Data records

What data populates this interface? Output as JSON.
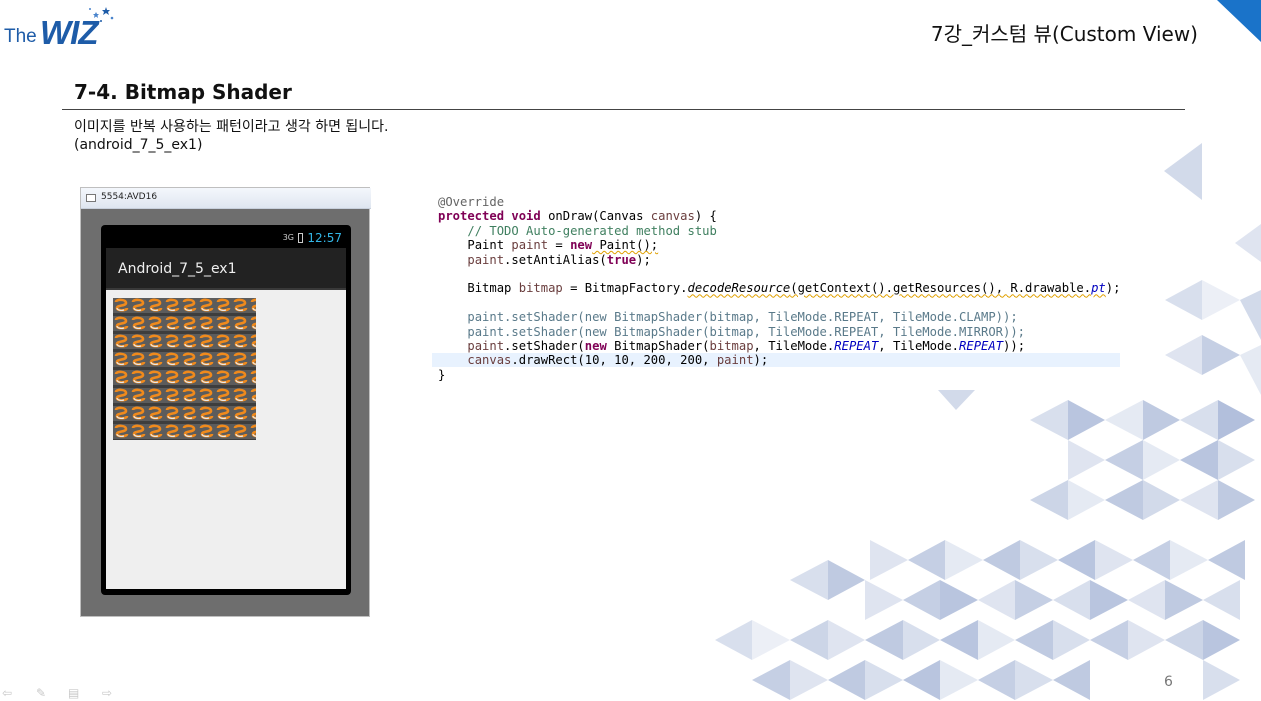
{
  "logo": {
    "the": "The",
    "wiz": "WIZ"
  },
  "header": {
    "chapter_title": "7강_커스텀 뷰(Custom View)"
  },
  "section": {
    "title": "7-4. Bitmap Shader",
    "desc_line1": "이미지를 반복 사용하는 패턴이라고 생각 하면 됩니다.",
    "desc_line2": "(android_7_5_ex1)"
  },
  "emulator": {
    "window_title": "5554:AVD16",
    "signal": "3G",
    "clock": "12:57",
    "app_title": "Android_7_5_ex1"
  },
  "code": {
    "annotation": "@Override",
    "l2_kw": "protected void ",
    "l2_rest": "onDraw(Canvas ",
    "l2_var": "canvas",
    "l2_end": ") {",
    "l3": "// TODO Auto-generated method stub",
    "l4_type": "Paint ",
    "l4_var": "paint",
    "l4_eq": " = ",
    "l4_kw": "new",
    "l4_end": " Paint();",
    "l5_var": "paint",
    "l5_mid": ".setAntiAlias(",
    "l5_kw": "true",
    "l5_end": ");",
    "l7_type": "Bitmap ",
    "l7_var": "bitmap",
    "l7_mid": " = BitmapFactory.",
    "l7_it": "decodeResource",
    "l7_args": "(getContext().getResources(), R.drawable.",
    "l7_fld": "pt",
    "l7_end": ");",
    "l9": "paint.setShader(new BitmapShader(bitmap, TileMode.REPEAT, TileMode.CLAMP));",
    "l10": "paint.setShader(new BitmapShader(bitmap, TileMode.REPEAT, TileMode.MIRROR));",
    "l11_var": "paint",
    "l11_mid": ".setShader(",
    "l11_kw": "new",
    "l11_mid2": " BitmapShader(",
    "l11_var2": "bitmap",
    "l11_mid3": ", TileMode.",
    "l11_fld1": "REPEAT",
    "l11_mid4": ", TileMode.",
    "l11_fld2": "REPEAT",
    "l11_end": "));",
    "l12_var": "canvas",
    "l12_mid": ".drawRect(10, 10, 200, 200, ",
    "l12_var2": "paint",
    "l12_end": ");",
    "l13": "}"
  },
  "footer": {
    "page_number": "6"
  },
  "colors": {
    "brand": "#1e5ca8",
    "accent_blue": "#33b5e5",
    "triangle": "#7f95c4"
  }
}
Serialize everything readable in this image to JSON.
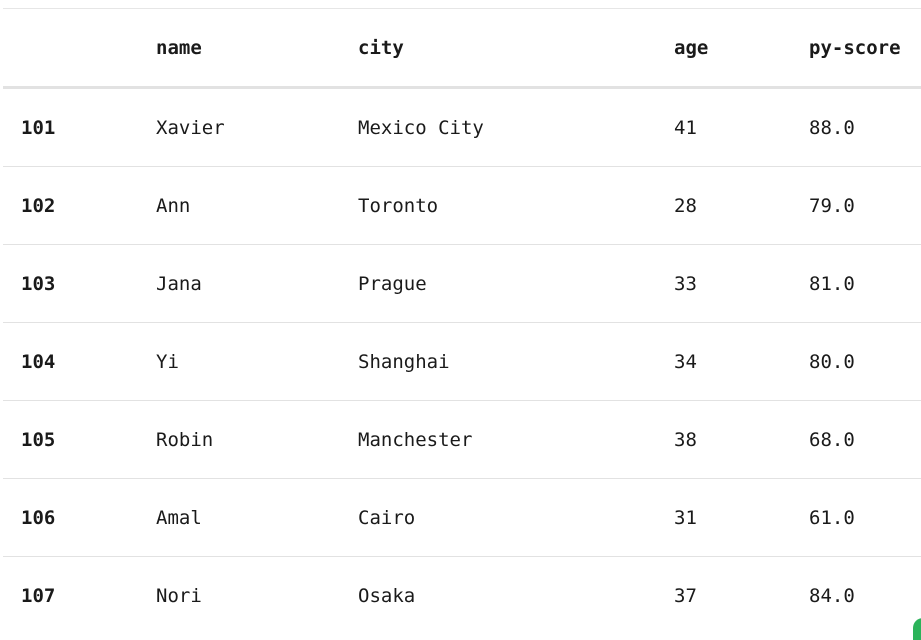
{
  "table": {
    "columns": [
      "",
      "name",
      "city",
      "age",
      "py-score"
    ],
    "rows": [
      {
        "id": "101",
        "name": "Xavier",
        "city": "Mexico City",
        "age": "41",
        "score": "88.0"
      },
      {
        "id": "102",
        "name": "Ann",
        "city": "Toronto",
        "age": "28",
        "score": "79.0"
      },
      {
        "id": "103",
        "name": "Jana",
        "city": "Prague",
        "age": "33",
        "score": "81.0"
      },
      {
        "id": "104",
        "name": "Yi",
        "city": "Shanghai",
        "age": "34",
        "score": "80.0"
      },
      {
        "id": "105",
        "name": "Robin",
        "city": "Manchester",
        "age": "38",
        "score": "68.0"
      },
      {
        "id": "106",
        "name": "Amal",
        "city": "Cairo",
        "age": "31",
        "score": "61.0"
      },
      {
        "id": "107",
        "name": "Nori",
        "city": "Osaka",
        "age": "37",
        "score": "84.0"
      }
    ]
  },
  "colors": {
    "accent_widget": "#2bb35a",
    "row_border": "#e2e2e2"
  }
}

Your goal.
Look through the entries and work out how many lines have the word "TileMode" in them; reply with that number only.

Task answer.
4